**Brief**
Search the listing below for the string "color" and show each line that contains it.

Records about charts and figures:
..........

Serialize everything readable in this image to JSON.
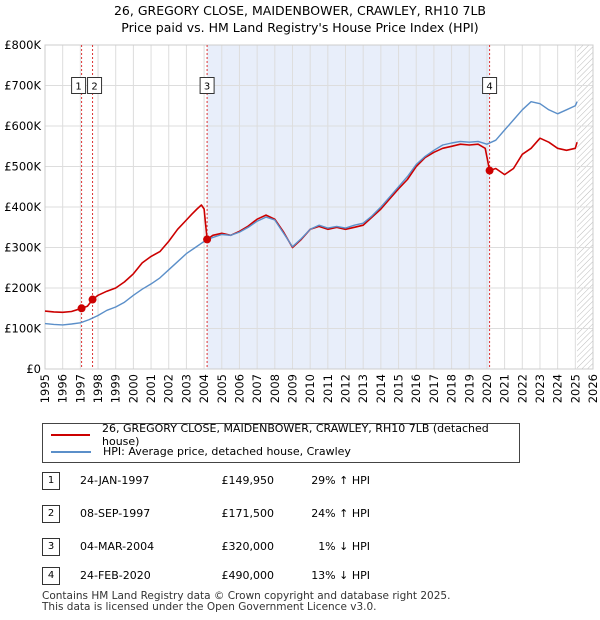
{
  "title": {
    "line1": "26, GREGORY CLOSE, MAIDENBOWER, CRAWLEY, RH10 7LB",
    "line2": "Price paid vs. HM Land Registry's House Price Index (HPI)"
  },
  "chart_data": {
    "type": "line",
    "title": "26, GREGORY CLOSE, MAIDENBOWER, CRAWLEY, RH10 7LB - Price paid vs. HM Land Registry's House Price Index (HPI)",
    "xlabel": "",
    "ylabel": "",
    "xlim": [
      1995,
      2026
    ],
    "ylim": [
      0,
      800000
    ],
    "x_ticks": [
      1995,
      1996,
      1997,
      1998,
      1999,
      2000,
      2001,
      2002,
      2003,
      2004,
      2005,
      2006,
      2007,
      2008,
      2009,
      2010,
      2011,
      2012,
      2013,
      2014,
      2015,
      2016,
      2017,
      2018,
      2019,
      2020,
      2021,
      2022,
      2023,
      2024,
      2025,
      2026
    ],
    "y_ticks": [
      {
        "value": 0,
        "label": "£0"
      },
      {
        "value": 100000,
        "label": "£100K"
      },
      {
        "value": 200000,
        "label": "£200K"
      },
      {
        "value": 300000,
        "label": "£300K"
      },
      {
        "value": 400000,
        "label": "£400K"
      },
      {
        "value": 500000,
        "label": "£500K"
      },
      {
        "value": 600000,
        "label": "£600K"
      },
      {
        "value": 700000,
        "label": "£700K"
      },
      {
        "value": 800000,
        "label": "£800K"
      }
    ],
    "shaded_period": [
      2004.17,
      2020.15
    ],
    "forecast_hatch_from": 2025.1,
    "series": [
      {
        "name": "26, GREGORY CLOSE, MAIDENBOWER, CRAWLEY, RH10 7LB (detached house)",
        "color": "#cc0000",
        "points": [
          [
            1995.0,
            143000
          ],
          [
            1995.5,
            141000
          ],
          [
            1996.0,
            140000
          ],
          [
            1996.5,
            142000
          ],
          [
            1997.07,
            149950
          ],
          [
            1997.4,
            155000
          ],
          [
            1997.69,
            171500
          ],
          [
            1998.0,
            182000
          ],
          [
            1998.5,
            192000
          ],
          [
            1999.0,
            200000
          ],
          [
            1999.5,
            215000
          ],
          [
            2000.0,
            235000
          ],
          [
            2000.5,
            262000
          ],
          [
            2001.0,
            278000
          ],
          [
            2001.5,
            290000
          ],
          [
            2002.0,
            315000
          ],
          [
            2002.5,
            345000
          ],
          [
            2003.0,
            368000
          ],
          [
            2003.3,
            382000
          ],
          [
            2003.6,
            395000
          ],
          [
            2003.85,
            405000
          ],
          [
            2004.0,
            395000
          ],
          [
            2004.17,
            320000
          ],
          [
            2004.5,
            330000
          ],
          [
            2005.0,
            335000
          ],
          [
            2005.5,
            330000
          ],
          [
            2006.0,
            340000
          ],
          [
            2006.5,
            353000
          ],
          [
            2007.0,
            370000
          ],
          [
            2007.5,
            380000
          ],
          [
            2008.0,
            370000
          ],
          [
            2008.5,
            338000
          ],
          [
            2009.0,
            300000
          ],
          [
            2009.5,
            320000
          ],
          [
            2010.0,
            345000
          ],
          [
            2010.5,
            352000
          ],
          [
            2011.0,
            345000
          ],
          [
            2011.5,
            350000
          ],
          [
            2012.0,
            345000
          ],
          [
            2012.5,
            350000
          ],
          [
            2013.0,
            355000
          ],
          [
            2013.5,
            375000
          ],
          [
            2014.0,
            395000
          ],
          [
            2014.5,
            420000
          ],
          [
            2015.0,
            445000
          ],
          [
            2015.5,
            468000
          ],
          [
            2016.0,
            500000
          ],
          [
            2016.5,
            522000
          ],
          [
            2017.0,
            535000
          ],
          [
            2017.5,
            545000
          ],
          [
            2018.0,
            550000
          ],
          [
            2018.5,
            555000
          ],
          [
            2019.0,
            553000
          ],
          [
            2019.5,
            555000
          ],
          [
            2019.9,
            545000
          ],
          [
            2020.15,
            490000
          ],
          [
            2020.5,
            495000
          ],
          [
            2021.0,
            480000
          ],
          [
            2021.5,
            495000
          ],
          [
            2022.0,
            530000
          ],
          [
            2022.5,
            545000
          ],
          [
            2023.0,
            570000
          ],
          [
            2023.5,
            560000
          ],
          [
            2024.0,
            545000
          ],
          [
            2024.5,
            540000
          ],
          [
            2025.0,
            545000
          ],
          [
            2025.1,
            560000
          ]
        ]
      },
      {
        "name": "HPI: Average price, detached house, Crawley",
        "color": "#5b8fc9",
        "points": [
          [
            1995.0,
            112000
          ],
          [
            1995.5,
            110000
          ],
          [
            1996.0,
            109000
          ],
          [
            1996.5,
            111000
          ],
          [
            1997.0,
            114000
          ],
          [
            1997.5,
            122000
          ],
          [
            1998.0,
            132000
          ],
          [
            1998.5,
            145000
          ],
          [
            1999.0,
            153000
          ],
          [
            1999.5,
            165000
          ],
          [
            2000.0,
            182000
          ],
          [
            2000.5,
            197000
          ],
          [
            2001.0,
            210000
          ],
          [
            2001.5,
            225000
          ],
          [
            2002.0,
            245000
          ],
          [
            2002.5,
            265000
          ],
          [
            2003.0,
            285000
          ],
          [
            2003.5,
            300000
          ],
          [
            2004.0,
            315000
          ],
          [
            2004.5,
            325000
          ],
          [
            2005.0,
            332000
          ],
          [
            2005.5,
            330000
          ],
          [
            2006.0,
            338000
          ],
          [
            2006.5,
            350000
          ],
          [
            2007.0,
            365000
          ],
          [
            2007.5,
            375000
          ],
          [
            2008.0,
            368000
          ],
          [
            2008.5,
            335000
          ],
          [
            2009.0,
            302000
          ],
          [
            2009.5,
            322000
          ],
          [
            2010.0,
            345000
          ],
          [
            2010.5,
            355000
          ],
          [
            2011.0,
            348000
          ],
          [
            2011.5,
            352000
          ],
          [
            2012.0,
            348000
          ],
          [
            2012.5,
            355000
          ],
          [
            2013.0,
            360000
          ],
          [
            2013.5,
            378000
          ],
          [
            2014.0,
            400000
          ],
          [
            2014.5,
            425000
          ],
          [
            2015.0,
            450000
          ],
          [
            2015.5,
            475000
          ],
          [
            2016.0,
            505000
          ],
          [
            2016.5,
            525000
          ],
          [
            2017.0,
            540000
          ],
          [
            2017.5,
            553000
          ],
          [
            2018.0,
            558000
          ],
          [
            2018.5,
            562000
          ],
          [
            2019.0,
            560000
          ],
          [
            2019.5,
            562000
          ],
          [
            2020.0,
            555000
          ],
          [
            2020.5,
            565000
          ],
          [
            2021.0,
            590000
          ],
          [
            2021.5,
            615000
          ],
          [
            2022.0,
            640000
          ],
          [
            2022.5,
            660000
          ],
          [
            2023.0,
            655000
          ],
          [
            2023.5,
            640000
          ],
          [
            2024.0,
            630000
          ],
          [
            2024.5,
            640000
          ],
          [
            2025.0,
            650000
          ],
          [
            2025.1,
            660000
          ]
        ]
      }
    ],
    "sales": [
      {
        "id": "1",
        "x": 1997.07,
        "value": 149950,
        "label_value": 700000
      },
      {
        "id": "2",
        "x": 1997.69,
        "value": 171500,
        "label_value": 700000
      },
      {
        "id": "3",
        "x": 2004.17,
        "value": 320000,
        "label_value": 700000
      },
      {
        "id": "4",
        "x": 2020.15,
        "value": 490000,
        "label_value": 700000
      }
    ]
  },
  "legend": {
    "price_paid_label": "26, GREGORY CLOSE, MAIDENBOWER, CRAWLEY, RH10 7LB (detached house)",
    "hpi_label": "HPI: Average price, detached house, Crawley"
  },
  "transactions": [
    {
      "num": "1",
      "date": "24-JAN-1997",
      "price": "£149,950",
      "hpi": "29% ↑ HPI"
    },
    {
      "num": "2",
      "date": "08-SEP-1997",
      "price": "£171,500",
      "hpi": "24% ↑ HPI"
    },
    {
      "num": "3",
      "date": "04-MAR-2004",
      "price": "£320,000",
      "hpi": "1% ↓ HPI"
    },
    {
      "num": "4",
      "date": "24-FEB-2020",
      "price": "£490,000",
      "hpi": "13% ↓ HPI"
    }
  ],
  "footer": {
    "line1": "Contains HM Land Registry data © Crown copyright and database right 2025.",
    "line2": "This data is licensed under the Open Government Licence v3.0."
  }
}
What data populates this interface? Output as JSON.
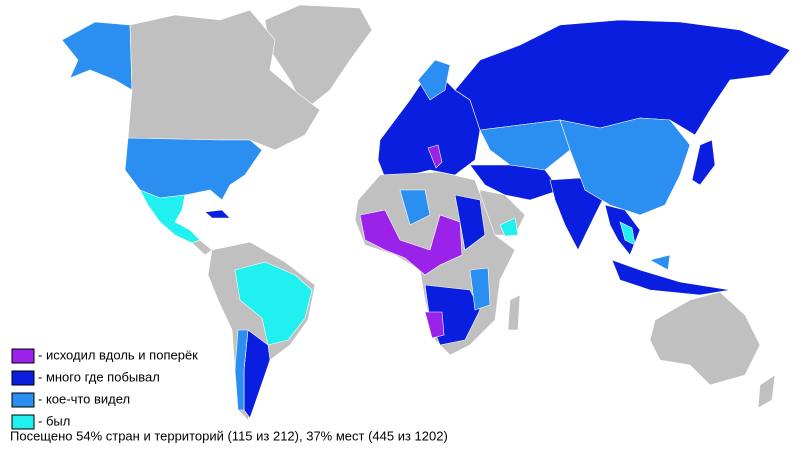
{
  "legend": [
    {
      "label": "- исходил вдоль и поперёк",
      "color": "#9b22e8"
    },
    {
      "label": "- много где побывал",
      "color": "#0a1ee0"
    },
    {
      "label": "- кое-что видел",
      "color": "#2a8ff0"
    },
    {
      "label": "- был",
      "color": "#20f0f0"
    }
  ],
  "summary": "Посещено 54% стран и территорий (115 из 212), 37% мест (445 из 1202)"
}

..........

**Answer below**
        "color": "#cc0000",
        "color": "#5b8fc9",
      "color": "#9b22e8"
      "color": "#0a1ee0"
      "color": "#2a8ff0"
      "color": "#20f0f0"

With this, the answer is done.